──────── RECORD LIST ────────
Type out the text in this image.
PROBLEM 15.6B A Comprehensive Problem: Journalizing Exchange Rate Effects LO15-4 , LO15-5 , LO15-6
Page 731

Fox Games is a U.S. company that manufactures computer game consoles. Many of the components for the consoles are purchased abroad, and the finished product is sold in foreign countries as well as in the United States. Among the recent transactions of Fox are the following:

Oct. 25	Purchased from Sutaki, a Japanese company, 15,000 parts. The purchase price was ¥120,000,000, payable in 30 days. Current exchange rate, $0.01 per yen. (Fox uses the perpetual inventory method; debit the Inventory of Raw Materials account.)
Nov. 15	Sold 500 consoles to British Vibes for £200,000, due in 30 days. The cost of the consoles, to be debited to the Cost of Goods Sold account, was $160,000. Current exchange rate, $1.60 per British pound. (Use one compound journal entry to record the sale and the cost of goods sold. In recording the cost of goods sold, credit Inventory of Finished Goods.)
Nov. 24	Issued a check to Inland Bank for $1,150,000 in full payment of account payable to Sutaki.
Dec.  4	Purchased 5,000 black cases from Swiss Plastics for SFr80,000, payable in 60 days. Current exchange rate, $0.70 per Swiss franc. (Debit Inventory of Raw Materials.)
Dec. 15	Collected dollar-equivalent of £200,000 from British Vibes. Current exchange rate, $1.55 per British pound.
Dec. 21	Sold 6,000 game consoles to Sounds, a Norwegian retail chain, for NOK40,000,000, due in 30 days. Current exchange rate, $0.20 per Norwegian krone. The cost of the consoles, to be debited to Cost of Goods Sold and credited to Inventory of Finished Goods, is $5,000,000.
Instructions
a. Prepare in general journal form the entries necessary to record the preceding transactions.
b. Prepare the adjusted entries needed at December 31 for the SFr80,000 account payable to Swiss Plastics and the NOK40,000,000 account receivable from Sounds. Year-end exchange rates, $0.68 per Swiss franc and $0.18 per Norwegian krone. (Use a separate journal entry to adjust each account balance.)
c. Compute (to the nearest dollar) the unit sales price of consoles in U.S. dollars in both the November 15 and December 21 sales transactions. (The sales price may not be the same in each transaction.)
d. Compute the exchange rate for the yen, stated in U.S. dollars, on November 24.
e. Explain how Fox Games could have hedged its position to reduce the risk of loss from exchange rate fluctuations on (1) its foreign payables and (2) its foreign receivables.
────────
#### DIRECTIVE:
Wherever a line in the data above holds "November", copy that line.

#### FINISHED TASK:
c. Compute (to the nearest dollar) the unit sales price of consoles in U.S. dollars in both the November 15 and December 21 sales transactions. (The sales price may not be the same in each transaction.)
d. Compute the exchange rate for the yen, stated in U.S. dollars, on November 24.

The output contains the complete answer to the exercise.